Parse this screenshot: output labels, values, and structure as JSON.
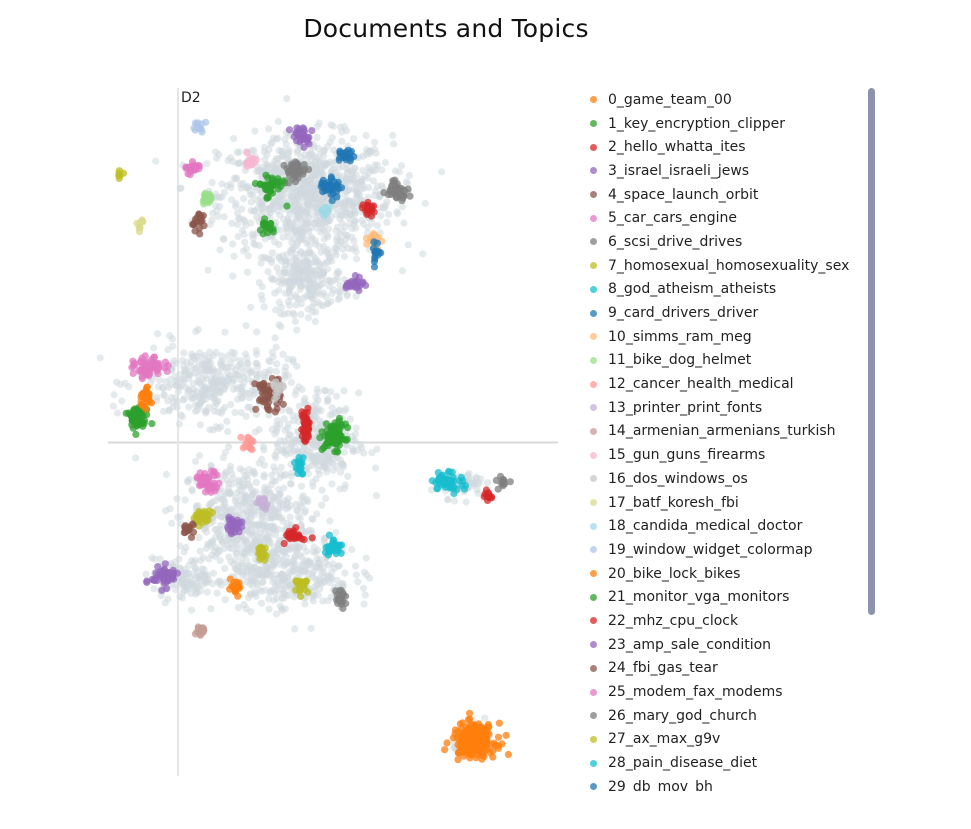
{
  "chart_data": {
    "type": "scatter",
    "title": "Documents and Topics",
    "ylabel": "D2",
    "xlabel": "",
    "xlim": [
      -8,
      16
    ],
    "ylim": [
      -12,
      12
    ],
    "grid": false,
    "legend_position": "right",
    "series": [
      {
        "name": "0_game_team_00",
        "color": "#ff7f0e",
        "clusters": [
          [
            11.1,
            -10.0,
            1.0,
            0.5,
            220
          ]
        ]
      },
      {
        "name": "1_key_encryption_clipper",
        "color": "#2ca02c",
        "clusters": [
          [
            4.0,
            0.2,
            0.5,
            0.4,
            90
          ],
          [
            -6.1,
            0.8,
            0.5,
            0.4,
            50
          ],
          [
            0.7,
            8.6,
            0.6,
            0.4,
            40
          ]
        ]
      },
      {
        "name": "2_hello_whatta_ites",
        "color": "#d62728",
        "clusters": [
          [
            2.5,
            0.5,
            0.2,
            0.5,
            40
          ],
          [
            1.9,
            -3.1,
            0.4,
            0.2,
            30
          ],
          [
            5.8,
            7.8,
            0.3,
            0.2,
            20
          ]
        ]
      },
      {
        "name": "3_israel_israeli_jews",
        "color": "#9467bd",
        "clusters": [
          [
            -4.7,
            -4.5,
            0.6,
            0.3,
            60
          ],
          [
            5.0,
            5.3,
            0.4,
            0.2,
            30
          ],
          [
            2.3,
            10.3,
            0.5,
            0.3,
            30
          ]
        ]
      },
      {
        "name": "4_space_launch_orbit",
        "color": "#8c564b",
        "clusters": [
          [
            0.6,
            1.6,
            0.6,
            0.5,
            60
          ],
          [
            -3.0,
            7.4,
            0.3,
            0.3,
            20
          ]
        ]
      },
      {
        "name": "5_car_cars_engine",
        "color": "#e377c2",
        "clusters": [
          [
            -5.5,
            2.5,
            0.7,
            0.3,
            60
          ],
          [
            -2.5,
            -1.3,
            0.6,
            0.3,
            40
          ]
        ]
      },
      {
        "name": "6_scsi_drive_drives",
        "color": "#7f7f7f",
        "clusters": [
          [
            7.2,
            8.5,
            0.5,
            0.3,
            40
          ],
          [
            2.0,
            9.1,
            0.5,
            0.3,
            40
          ],
          [
            4.3,
            -5.2,
            0.3,
            0.3,
            20
          ]
        ]
      },
      {
        "name": "7_homosexual_homosexuality_sex",
        "color": "#bcbd22",
        "clusters": [
          [
            -2.8,
            -2.5,
            0.4,
            0.2,
            30
          ],
          [
            0.3,
            -3.7,
            0.3,
            0.2,
            20
          ]
        ]
      },
      {
        "name": "8_god_atheism_atheists",
        "color": "#17becf",
        "clusters": [
          [
            9.8,
            -1.3,
            0.7,
            0.3,
            50
          ],
          [
            3.9,
            -3.5,
            0.4,
            0.3,
            30
          ]
        ]
      },
      {
        "name": "9_card_drivers_driver",
        "color": "#1f77b4",
        "clusters": [
          [
            3.8,
            8.6,
            0.5,
            0.3,
            40
          ],
          [
            4.5,
            9.6,
            0.4,
            0.2,
            20
          ]
        ]
      },
      {
        "name": "10_simms_ram_meg",
        "color": "#ffbb78",
        "clusters": [
          [
            6.0,
            6.8,
            0.3,
            0.3,
            20
          ]
        ]
      },
      {
        "name": "11_bike_dog_helmet",
        "color": "#98df8a",
        "clusters": [
          [
            -2.5,
            8.2,
            0.3,
            0.2,
            20
          ]
        ]
      },
      {
        "name": "12_cancer_health_medical",
        "color": "#ff9896",
        "clusters": [
          [
            -0.5,
            0.0,
            0.3,
            0.2,
            15
          ]
        ]
      },
      {
        "name": "13_printer_print_fonts",
        "color": "#c5b0d5",
        "clusters": [
          [
            0.3,
            -2.0,
            0.3,
            0.2,
            15
          ]
        ]
      },
      {
        "name": "14_armenian_armenians_turkish",
        "color": "#c49c94",
        "clusters": [
          [
            -2.9,
            -6.3,
            0.2,
            0.2,
            15
          ]
        ]
      },
      {
        "name": "15_gun_guns_firearms",
        "color": "#f7b6d2",
        "clusters": [
          [
            -0.3,
            9.4,
            0.3,
            0.2,
            15
          ]
        ]
      },
      {
        "name": "16_dos_windows_os",
        "color": "#c7c7c7",
        "clusters": [
          [
            1.0,
            1.8,
            0.3,
            0.3,
            15
          ]
        ]
      },
      {
        "name": "17_batf_koresh_fbi",
        "color": "#dbdb8d",
        "clusters": [
          [
            -5.9,
            7.3,
            0.2,
            0.2,
            10
          ]
        ]
      },
      {
        "name": "18_candida_medical_doctor",
        "color": "#9edae5",
        "clusters": [
          [
            3.5,
            7.8,
            0.3,
            0.2,
            12
          ]
        ]
      },
      {
        "name": "19_window_widget_colormap",
        "color": "#aec7e8",
        "clusters": [
          [
            -3.0,
            10.6,
            0.3,
            0.2,
            12
          ]
        ]
      },
      {
        "name": "20_bike_lock_bikes",
        "color": "#ff7f0e",
        "clusters": [
          [
            -5.7,
            1.5,
            0.3,
            0.3,
            30
          ],
          [
            -1.1,
            -4.9,
            0.3,
            0.2,
            20
          ]
        ]
      },
      {
        "name": "21_monitor_vga_monitors",
        "color": "#2ca02c",
        "clusters": [
          [
            0.5,
            7.2,
            0.3,
            0.2,
            20
          ]
        ]
      },
      {
        "name": "22_mhz_cpu_clock",
        "color": "#d62728",
        "clusters": [
          [
            11.7,
            -1.8,
            0.3,
            0.2,
            12
          ]
        ]
      },
      {
        "name": "23_amp_sale_condition",
        "color": "#9467bd",
        "clusters": [
          [
            -1.2,
            -2.8,
            0.4,
            0.2,
            25
          ]
        ]
      },
      {
        "name": "24_fbi_gas_tear",
        "color": "#8c564b",
        "clusters": [
          [
            -3.5,
            -2.9,
            0.3,
            0.2,
            15
          ]
        ]
      },
      {
        "name": "25_modem_fax_modems",
        "color": "#e377c2",
        "clusters": [
          [
            -3.3,
            9.2,
            0.4,
            0.2,
            25
          ]
        ]
      },
      {
        "name": "26_mary_god_church",
        "color": "#7f7f7f",
        "clusters": [
          [
            12.6,
            -1.3,
            0.3,
            0.2,
            12
          ]
        ]
      },
      {
        "name": "27_ax_max_g9v",
        "color": "#bcbd22",
        "clusters": [
          [
            -7.0,
            9.0,
            0.2,
            0.1,
            6
          ],
          [
            2.3,
            -4.8,
            0.3,
            0.2,
            20
          ]
        ]
      },
      {
        "name": "28_pain_disease_diet",
        "color": "#17becf",
        "clusters": [
          [
            2.2,
            -0.8,
            0.2,
            0.3,
            20
          ]
        ]
      },
      {
        "name": "29_db_mov_bh",
        "color": "#1f77b4",
        "clusters": [
          [
            6.1,
            6.3,
            0.2,
            0.4,
            15
          ]
        ]
      }
    ],
    "background_clusters": [
      [
        2.5,
        8.3,
        4.0,
        1.8,
        900
      ],
      [
        2.5,
        5.5,
        1.8,
        1.0,
        250
      ],
      [
        -2.2,
        2.0,
        3.5,
        1.2,
        350
      ],
      [
        3.0,
        0.0,
        2.0,
        1.5,
        300
      ],
      [
        -0.6,
        -2.6,
        3.0,
        1.8,
        500
      ],
      [
        1.8,
        -4.4,
        2.8,
        1.1,
        300
      ],
      [
        -3.8,
        -4.6,
        1.4,
        0.6,
        120
      ],
      [
        10.5,
        -1.4,
        1.0,
        0.4,
        70
      ],
      [
        11.2,
        -10.0,
        1.0,
        0.5,
        60
      ]
    ]
  }
}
■ ■ ■ ■
■ Exercise:
Restate the records word for word, omitting images.

■ Answer in full:
Parse this screenshot: output labels, values, and structure as JSON.
{
  "chart_data": {
    "type": "scatter",
    "title": "Documents and Topics",
    "ylabel": "D2",
    "xlabel": "",
    "xlim": [
      -8,
      16
    ],
    "ylim": [
      -12,
      12
    ],
    "grid": false,
    "legend_position": "right",
    "series": [
      {
        "name": "0_game_team_00",
        "color": "#ff7f0e",
        "clusters": [
          [
            11.1,
            -10.0,
            1.0,
            0.5,
            220
          ]
        ]
      },
      {
        "name": "1_key_encryption_clipper",
        "color": "#2ca02c",
        "clusters": [
          [
            4.0,
            0.2,
            0.5,
            0.4,
            90
          ],
          [
            -6.1,
            0.8,
            0.5,
            0.4,
            50
          ],
          [
            0.7,
            8.6,
            0.6,
            0.4,
            40
          ]
        ]
      },
      {
        "name": "2_hello_whatta_ites",
        "color": "#d62728",
        "clusters": [
          [
            2.5,
            0.5,
            0.2,
            0.5,
            40
          ],
          [
            1.9,
            -3.1,
            0.4,
            0.2,
            30
          ],
          [
            5.8,
            7.8,
            0.3,
            0.2,
            20
          ]
        ]
      },
      {
        "name": "3_israel_israeli_jews",
        "color": "#9467bd",
        "clusters": [
          [
            -4.7,
            -4.5,
            0.6,
            0.3,
            60
          ],
          [
            5.0,
            5.3,
            0.4,
            0.2,
            30
          ],
          [
            2.3,
            10.3,
            0.5,
            0.3,
            30
          ]
        ]
      },
      {
        "name": "4_space_launch_orbit",
        "color": "#8c564b",
        "clusters": [
          [
            0.6,
            1.6,
            0.6,
            0.5,
            60
          ],
          [
            -3.0,
            7.4,
            0.3,
            0.3,
            20
          ]
        ]
      },
      {
        "name": "5_car_cars_engine",
        "color": "#e377c2",
        "clusters": [
          [
            -5.5,
            2.5,
            0.7,
            0.3,
            60
          ],
          [
            -2.5,
            -1.3,
            0.6,
            0.3,
            40
          ]
        ]
      },
      {
        "name": "6_scsi_drive_drives",
        "color": "#7f7f7f",
        "clusters": [
          [
            7.2,
            8.5,
            0.5,
            0.3,
            40
          ],
          [
            2.0,
            9.1,
            0.5,
            0.3,
            40
          ],
          [
            4.3,
            -5.2,
            0.3,
            0.3,
            20
          ]
        ]
      },
      {
        "name": "7_homosexual_homosexuality_sex",
        "color": "#bcbd22",
        "clusters": [
          [
            -2.8,
            -2.5,
            0.4,
            0.2,
            30
          ],
          [
            0.3,
            -3.7,
            0.3,
            0.2,
            20
          ]
        ]
      },
      {
        "name": "8_god_atheism_atheists",
        "color": "#17becf",
        "clusters": [
          [
            9.8,
            -1.3,
            0.7,
            0.3,
            50
          ],
          [
            3.9,
            -3.5,
            0.4,
            0.3,
            30
          ]
        ]
      },
      {
        "name": "9_card_drivers_driver",
        "color": "#1f77b4",
        "clusters": [
          [
            3.8,
            8.6,
            0.5,
            0.3,
            40
          ],
          [
            4.5,
            9.6,
            0.4,
            0.2,
            20
          ]
        ]
      },
      {
        "name": "10_simms_ram_meg",
        "color": "#ffbb78",
        "clusters": [
          [
            6.0,
            6.8,
            0.3,
            0.3,
            20
          ]
        ]
      },
      {
        "name": "11_bike_dog_helmet",
        "color": "#98df8a",
        "clusters": [
          [
            -2.5,
            8.2,
            0.3,
            0.2,
            20
          ]
        ]
      },
      {
        "name": "12_cancer_health_medical",
        "color": "#ff9896",
        "clusters": [
          [
            -0.5,
            0.0,
            0.3,
            0.2,
            15
          ]
        ]
      },
      {
        "name": "13_printer_print_fonts",
        "color": "#c5b0d5",
        "clusters": [
          [
            0.3,
            -2.0,
            0.3,
            0.2,
            15
          ]
        ]
      },
      {
        "name": "14_armenian_armenians_turkish",
        "color": "#c49c94",
        "clusters": [
          [
            -2.9,
            -6.3,
            0.2,
            0.2,
            15
          ]
        ]
      },
      {
        "name": "15_gun_guns_firearms",
        "color": "#f7b6d2",
        "clusters": [
          [
            -0.3,
            9.4,
            0.3,
            0.2,
            15
          ]
        ]
      },
      {
        "name": "16_dos_windows_os",
        "color": "#c7c7c7",
        "clusters": [
          [
            1.0,
            1.8,
            0.3,
            0.3,
            15
          ]
        ]
      },
      {
        "name": "17_batf_koresh_fbi",
        "color": "#dbdb8d",
        "clusters": [
          [
            -5.9,
            7.3,
            0.2,
            0.2,
            10
          ]
        ]
      },
      {
        "name": "18_candida_medical_doctor",
        "color": "#9edae5",
        "clusters": [
          [
            3.5,
            7.8,
            0.3,
            0.2,
            12
          ]
        ]
      },
      {
        "name": "19_window_widget_colormap",
        "color": "#aec7e8",
        "clusters": [
          [
            -3.0,
            10.6,
            0.3,
            0.2,
            12
          ]
        ]
      },
      {
        "name": "20_bike_lock_bikes",
        "color": "#ff7f0e",
        "clusters": [
          [
            -5.7,
            1.5,
            0.3,
            0.3,
            30
          ],
          [
            -1.1,
            -4.9,
            0.3,
            0.2,
            20
          ]
        ]
      },
      {
        "name": "21_monitor_vga_monitors",
        "color": "#2ca02c",
        "clusters": [
          [
            0.5,
            7.2,
            0.3,
            0.2,
            20
          ]
        ]
      },
      {
        "name": "22_mhz_cpu_clock",
        "color": "#d62728",
        "clusters": [
          [
            11.7,
            -1.8,
            0.3,
            0.2,
            12
          ]
        ]
      },
      {
        "name": "23_amp_sale_condition",
        "color": "#9467bd",
        "clusters": [
          [
            -1.2,
            -2.8,
            0.4,
            0.2,
            25
          ]
        ]
      },
      {
        "name": "24_fbi_gas_tear",
        "color": "#8c564b",
        "clusters": [
          [
            -3.5,
            -2.9,
            0.3,
            0.2,
            15
          ]
        ]
      },
      {
        "name": "25_modem_fax_modems",
        "color": "#e377c2",
        "clusters": [
          [
            -3.3,
            9.2,
            0.4,
            0.2,
            25
          ]
        ]
      },
      {
        "name": "26_mary_god_church",
        "color": "#7f7f7f",
        "clusters": [
          [
            12.6,
            -1.3,
            0.3,
            0.2,
            12
          ]
        ]
      },
      {
        "name": "27_ax_max_g9v",
        "color": "#bcbd22",
        "clusters": [
          [
            -7.0,
            9.0,
            0.2,
            0.1,
            6
          ],
          [
            2.3,
            -4.8,
            0.3,
            0.2,
            20
          ]
        ]
      },
      {
        "name": "28_pain_disease_diet",
        "color": "#17becf",
        "clusters": [
          [
            2.2,
            -0.8,
            0.2,
            0.3,
            20
          ]
        ]
      },
      {
        "name": "29_db_mov_bh",
        "color": "#1f77b4",
        "clusters": [
          [
            6.1,
            6.3,
            0.2,
            0.4,
            15
          ]
        ]
      }
    ],
    "background_clusters": [
      [
        2.5,
        8.3,
        4.0,
        1.8,
        900
      ],
      [
        2.5,
        5.5,
        1.8,
        1.0,
        250
      ],
      [
        -2.2,
        2.0,
        3.5,
        1.2,
        350
      ],
      [
        3.0,
        0.0,
        2.0,
        1.5,
        300
      ],
      [
        -0.6,
        -2.6,
        3.0,
        1.8,
        500
      ],
      [
        1.8,
        -4.4,
        2.8,
        1.1,
        300
      ],
      [
        -3.8,
        -4.6,
        1.4,
        0.6,
        120
      ],
      [
        10.5,
        -1.4,
        1.0,
        0.4,
        70
      ],
      [
        11.2,
        -10.0,
        1.0,
        0.5,
        60
      ]
    ]
  }
}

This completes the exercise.